▶ _What this task involves_
Working from the material below, print the lines from the line holding "Parse this screenshot: output" through its final line, inclusive, exactly and with nothing else; pictures are excluded.

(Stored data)
▼

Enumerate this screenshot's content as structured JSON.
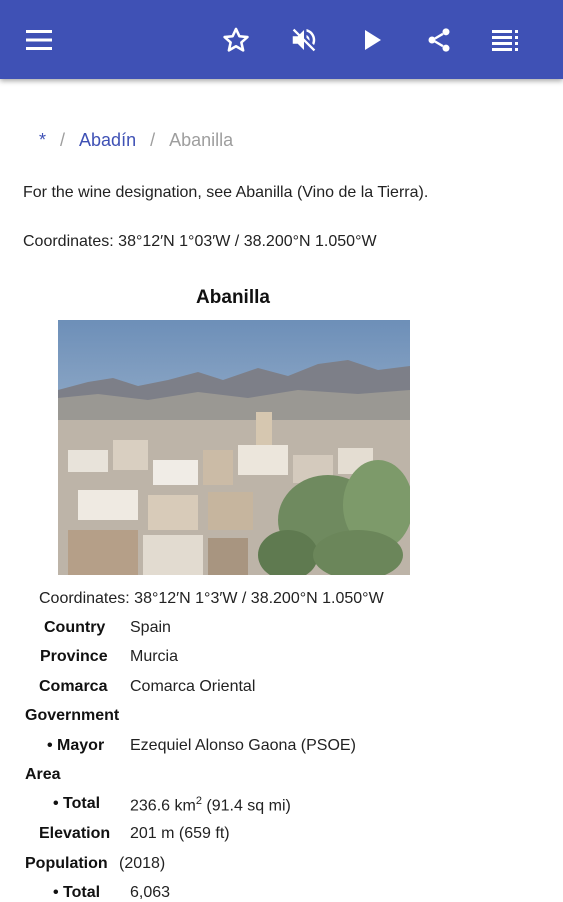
{
  "toolbar": {
    "menu_icon": "menu-icon",
    "favorite_icon": "star-outline-icon",
    "mute_icon": "volume-off-icon",
    "play_icon": "play-icon",
    "share_icon": "share-icon",
    "contents_icon": "list-icon",
    "color": "#3f51b5"
  },
  "breadcrumb": {
    "home": "*",
    "separator": "/",
    "parent": "Abadín",
    "current": "Abanilla"
  },
  "article": {
    "hatnote": "For the wine designation, see Abanilla (Vino de la Tierra).",
    "coordinates": "Coordinates: 38°12′N 1°03′W / 38.200°N 1.050°W"
  },
  "infobox": {
    "title": "Abanilla",
    "coordinates": "Coordinates: 38°12′N 1°3′W / 38.200°N 1.050°W",
    "country_label": "Country",
    "country_value": "Spain",
    "province_label": "Province",
    "province_value": "Murcia",
    "comarca_label": "Comarca",
    "comarca_value": "Comarca Oriental",
    "government_label": "Government",
    "mayor_label": "• Mayor",
    "mayor_value": "Ezequiel Alonso Gaona (PSOE)",
    "area_label": "Area",
    "area_total_label": "• Total",
    "area_total_value": "236.6 km",
    "area_total_sup": "2",
    "area_total_extra": " (91.4 sq mi)",
    "elevation_label": "Elevation",
    "elevation_value": "201 m (659 ft)",
    "population_label": "Population",
    "population_year": "(2018)",
    "pop_total_label": "• Total",
    "pop_total_value": "6,063"
  }
}
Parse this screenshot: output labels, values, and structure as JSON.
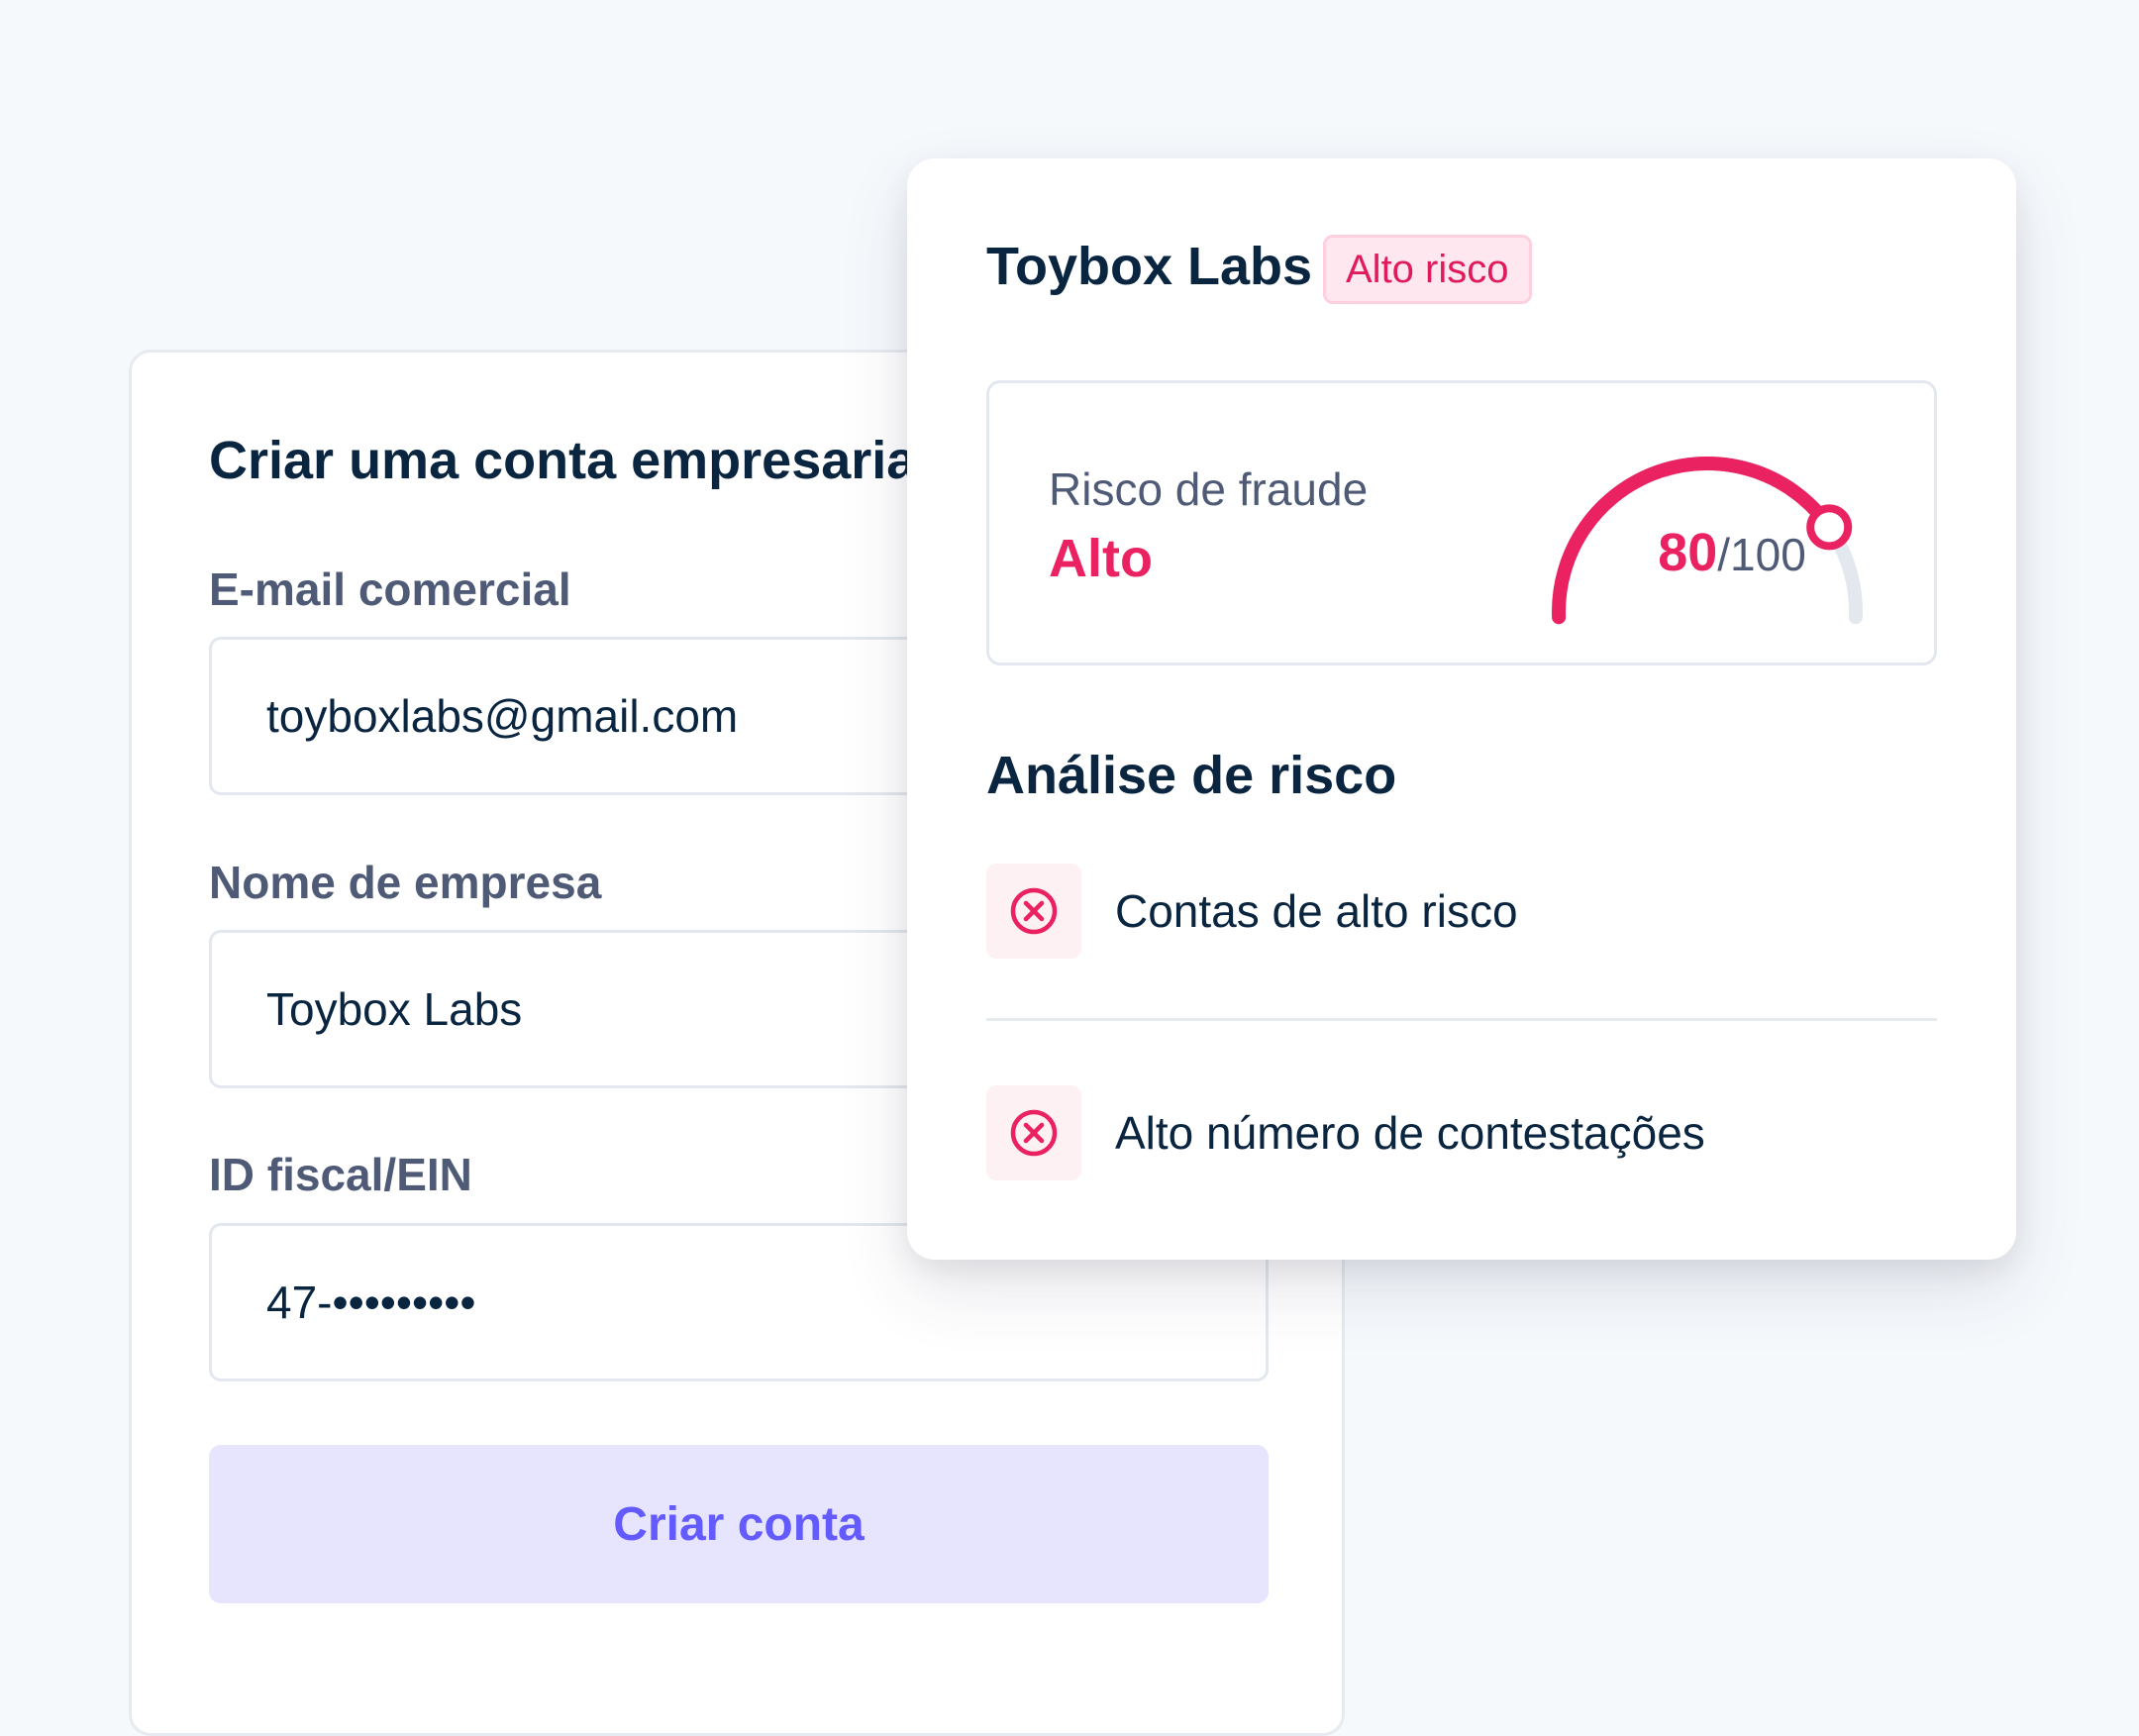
{
  "signup_form": {
    "title": "Criar uma conta empresarial",
    "email": {
      "label": "E-mail comercial",
      "value": "toyboxlabs@gmail.com"
    },
    "company": {
      "label": "Nome de empresa",
      "value": "Toybox Labs"
    },
    "tax_id": {
      "label": "ID fiscal/EIN",
      "value": "47-•••••••••"
    },
    "submit_label": "Criar conta"
  },
  "risk_panel": {
    "company_name": "Toybox Labs",
    "badge": "Alto risco",
    "fraud_score": {
      "label": "Risco de fraude",
      "level": "Alto",
      "value": "80",
      "max": "/100",
      "score_fraction": 0.8
    },
    "analysis": {
      "title": "Análise de risco",
      "items": [
        {
          "icon": "x-circle-icon",
          "text": "Contas de alto risco"
        },
        {
          "icon": "x-circle-icon",
          "text": "Alto número de contestações"
        }
      ]
    }
  },
  "colors": {
    "background": "#f6f9fc",
    "danger": "#ea2261",
    "primary": "#635bff",
    "primary_soft": "#e6e5fd",
    "text_primary": "#0a2540",
    "text_secondary": "#4f5b76",
    "track": "#e3e8ee"
  }
}
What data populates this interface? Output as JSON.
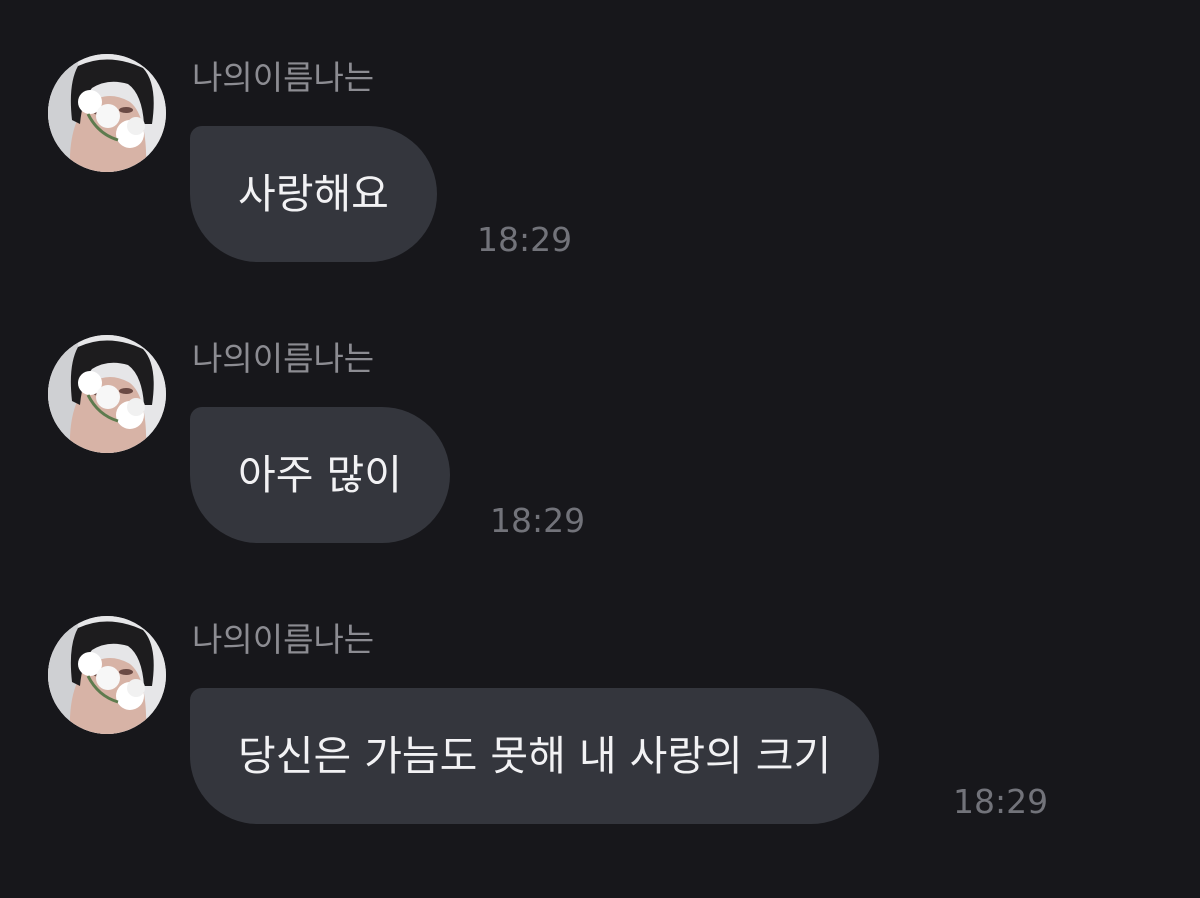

▲

▶ _Task response_
Parse this screenshot: output labels, values, and structure as JSON.
{
  "signup_form": {
    "title": "Criar uma conta empresarial",
    "email": {
      "label": "E-mail comercial",
      "value": "toyboxlabs@gmail.com"
    },
    "company": {
      "label": "Nome de empresa",
      "value": "Toybox Labs"
    },
    "tax_id": {
      "label": "ID fiscal/EIN",
      "value": "47-•••••••••"
    },
    "submit_label": "Criar conta"
  },
  "risk_panel": {
    "company_name": "Toybox Labs",
    "badge": "Alto risco",
    "fraud_score": {
      "label": "Risco de fraude",
      "level": "Alto",
      "value": "80",
      "max": "/100",
      "score_fraction": 0.8
    },
    "analysis": {
      "title": "Análise de risco",
      "items": [
        {
          "icon": "x-circle-icon",
          "text": "Contas de alto risco"
        },
        {
          "icon": "x-circle-icon",
          "text": "Alto número de contestações"
        }
      ]
    }
  },
  "colors": {
    "background": "#f6f9fc",
    "danger": "#ea2261",
    "primary": "#635bff",
    "primary_soft": "#e6e5fd",
    "text_primary": "#0a2540",
    "text_secondary": "#4f5b76",
    "track": "#e3e8ee"
  }
}
What data populates this interface? Output as JSON.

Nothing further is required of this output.